The following defect(s) have been fixed in this cumulative patch for the Wind River qemu:
WIND00199116 Security Advisory - Linux - CVE-2010-0309
WIND00232308 Security Advisory - qemu - CVE-2010-2784
WIND00392008 Security Advisory - qemu - CVE-2012-3515
----------------------------------------------------------------------------------------
Change List:
/wrlinux/tools/qemu/patches/kvm-kernel-KVM-PIT-control-word-is-write-only-CVE-2010-0309.patch
/wrlinux/tools/qemu/patches/fix-segfault-in-mmio-subpage-handling-code-CVE-2010-2784.patch
/wrlinux/tools/qemu/patches/qemu-CVE-2012-3515.patch
/wrlinux/tools/qemu/patches/patches.list
Requires Wind River Linux 2.0 Update Pack 4 (2.0.4) to be installed.
1. Unzip this patch under [install_dir]/updates
2. From the [install_dir]/updates directory, run the command "../maintenance/mtool/mtool_linux"
··········
List every distinct CVE identifier mentioned in the patch notes above.

Excerpts from a dataset:
··········
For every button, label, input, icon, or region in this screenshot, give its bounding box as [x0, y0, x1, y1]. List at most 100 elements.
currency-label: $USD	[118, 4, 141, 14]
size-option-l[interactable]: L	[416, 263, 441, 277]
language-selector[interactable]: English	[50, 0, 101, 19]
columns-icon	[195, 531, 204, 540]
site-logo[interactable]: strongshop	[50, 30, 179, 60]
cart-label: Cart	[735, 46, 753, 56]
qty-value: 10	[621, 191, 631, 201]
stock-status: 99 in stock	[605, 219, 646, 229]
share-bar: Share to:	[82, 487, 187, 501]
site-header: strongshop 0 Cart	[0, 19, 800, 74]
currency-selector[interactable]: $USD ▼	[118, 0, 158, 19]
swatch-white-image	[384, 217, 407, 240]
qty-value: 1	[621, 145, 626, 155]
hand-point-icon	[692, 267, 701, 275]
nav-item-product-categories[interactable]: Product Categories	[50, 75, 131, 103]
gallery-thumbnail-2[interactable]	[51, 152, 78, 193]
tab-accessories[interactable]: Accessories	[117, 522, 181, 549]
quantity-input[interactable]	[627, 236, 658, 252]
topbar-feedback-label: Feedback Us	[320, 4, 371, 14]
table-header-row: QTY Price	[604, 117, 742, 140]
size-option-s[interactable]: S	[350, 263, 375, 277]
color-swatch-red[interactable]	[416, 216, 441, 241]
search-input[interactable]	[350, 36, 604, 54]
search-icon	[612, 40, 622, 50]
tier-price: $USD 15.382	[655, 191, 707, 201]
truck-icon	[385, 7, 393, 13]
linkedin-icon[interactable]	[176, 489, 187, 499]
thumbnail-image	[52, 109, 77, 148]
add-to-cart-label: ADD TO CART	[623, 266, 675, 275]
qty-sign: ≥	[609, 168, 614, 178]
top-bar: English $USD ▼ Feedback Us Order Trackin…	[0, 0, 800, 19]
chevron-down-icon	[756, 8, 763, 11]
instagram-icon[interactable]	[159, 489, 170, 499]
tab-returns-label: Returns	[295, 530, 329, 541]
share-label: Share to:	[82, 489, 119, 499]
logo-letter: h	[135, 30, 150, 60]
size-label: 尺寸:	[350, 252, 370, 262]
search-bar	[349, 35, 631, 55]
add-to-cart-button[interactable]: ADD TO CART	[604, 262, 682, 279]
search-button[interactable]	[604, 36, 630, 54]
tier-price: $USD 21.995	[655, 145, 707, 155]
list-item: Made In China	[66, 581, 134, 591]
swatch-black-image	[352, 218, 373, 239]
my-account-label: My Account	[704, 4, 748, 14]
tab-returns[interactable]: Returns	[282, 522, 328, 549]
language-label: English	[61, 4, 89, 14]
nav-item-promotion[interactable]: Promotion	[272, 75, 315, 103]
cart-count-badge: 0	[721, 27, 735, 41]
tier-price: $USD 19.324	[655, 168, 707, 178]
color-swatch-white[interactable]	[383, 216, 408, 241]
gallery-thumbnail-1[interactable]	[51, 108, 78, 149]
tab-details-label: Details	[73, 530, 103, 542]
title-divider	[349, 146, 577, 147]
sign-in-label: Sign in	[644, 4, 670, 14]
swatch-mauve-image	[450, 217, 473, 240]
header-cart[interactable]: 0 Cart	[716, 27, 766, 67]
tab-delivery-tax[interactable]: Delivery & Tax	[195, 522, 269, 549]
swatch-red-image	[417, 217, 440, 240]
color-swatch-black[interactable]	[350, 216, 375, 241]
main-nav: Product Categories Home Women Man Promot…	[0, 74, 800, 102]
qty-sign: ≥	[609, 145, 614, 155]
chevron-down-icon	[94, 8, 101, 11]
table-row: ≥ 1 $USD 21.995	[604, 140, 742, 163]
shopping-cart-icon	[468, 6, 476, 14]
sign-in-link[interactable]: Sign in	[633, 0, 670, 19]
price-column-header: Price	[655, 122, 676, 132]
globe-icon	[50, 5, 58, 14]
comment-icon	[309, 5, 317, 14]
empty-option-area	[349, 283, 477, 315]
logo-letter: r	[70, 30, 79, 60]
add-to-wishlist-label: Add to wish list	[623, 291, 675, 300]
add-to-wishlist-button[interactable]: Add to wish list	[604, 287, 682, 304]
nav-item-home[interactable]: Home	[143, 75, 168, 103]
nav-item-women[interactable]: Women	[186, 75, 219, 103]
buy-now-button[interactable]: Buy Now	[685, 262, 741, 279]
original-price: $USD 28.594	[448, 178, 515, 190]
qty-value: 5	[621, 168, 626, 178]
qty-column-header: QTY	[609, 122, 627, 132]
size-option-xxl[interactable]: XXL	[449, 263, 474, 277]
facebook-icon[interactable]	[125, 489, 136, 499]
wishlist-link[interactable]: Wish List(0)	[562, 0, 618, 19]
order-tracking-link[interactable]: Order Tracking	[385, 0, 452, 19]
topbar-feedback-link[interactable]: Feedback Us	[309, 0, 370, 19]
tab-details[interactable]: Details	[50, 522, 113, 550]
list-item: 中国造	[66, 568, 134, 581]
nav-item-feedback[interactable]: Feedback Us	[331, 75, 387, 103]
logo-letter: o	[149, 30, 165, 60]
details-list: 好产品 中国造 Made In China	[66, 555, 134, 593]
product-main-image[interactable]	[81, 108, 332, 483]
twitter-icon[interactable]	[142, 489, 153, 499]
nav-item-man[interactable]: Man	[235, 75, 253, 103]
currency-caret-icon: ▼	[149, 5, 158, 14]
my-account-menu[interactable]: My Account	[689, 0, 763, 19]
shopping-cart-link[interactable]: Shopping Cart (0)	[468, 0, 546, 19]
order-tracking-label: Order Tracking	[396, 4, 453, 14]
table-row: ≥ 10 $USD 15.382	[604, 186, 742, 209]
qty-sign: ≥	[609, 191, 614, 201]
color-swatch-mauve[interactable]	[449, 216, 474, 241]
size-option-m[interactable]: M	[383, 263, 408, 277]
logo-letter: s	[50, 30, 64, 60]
··········
Answer to the exercise: CVE-2010-0309, CVE-2010-2784, CVE-2012-3515